Every line below that mentions the word "Reflectivity" should be copied out.

Items from a dataset:
[Begin]
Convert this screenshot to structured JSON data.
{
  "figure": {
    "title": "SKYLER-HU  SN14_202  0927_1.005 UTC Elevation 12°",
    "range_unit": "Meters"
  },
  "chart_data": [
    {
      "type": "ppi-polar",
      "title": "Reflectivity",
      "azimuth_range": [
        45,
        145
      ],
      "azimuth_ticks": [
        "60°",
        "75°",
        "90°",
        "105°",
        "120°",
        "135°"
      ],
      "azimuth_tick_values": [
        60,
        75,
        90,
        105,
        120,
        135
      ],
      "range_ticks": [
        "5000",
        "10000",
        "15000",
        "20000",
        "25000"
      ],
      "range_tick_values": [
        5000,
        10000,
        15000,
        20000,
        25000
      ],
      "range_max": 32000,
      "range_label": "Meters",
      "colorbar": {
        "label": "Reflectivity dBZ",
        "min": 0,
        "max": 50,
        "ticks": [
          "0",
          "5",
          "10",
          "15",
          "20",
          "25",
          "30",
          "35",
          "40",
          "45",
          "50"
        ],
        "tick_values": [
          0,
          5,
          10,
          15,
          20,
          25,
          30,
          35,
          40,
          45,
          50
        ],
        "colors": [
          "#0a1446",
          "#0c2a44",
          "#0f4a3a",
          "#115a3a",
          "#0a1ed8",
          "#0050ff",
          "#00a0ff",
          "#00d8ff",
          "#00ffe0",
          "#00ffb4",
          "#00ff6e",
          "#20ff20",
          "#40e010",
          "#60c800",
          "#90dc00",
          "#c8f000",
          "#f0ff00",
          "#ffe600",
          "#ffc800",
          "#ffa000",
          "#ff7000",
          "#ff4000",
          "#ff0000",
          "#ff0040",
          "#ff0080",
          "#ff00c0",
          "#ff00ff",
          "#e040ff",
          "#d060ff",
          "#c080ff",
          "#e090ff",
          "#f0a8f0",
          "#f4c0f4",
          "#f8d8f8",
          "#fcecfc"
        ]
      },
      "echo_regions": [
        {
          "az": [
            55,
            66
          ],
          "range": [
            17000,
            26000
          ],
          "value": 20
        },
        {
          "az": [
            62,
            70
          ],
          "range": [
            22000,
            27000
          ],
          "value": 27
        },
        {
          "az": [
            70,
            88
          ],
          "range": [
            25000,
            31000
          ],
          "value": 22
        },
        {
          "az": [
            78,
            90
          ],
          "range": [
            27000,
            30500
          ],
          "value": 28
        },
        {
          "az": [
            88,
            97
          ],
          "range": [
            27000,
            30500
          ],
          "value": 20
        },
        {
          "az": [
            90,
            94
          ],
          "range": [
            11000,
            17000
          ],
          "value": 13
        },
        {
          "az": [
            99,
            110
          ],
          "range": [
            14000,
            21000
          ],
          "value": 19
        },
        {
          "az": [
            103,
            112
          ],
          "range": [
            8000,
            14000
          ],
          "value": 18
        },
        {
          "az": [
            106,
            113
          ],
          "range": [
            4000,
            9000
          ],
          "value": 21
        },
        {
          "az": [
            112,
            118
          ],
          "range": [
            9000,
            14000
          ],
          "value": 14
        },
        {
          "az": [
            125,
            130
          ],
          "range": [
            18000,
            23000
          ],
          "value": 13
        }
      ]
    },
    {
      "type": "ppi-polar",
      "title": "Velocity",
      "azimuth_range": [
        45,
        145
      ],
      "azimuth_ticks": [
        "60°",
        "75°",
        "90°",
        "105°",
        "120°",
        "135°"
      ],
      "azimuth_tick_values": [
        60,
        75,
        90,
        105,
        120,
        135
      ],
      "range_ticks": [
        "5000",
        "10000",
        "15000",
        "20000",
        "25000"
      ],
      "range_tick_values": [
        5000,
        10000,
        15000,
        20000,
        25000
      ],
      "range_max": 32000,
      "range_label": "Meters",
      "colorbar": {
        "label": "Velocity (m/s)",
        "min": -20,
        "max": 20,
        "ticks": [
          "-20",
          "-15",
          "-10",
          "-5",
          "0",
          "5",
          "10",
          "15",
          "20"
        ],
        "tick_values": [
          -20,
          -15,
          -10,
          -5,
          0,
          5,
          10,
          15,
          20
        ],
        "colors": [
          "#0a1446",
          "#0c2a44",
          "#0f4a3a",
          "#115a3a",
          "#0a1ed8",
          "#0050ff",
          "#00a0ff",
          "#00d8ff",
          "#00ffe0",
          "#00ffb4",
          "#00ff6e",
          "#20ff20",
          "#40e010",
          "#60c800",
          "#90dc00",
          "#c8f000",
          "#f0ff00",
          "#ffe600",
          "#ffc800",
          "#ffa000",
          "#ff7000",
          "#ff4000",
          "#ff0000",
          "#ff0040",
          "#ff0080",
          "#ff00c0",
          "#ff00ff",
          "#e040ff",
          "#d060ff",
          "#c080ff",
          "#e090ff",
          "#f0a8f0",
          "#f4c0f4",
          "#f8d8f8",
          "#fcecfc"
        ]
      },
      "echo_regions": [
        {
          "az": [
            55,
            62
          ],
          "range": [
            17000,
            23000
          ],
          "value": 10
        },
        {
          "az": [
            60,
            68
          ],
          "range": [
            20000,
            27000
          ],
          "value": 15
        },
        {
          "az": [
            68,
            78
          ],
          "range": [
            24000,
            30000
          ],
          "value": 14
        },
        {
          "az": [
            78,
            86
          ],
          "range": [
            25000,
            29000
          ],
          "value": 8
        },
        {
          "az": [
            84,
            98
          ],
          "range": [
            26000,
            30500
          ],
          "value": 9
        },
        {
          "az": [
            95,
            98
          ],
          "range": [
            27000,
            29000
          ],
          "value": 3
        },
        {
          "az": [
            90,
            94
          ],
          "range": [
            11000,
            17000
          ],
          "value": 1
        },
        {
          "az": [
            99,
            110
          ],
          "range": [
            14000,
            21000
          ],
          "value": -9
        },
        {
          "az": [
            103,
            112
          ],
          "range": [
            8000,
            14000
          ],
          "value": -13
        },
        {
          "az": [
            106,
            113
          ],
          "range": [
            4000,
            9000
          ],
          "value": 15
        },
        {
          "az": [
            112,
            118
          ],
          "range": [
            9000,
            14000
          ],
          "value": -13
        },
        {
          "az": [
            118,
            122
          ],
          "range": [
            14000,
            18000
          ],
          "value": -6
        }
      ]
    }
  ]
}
[End]
Response to the exercise:
      "title": "Reflectivity",
        "label": "Reflectivity dBZ",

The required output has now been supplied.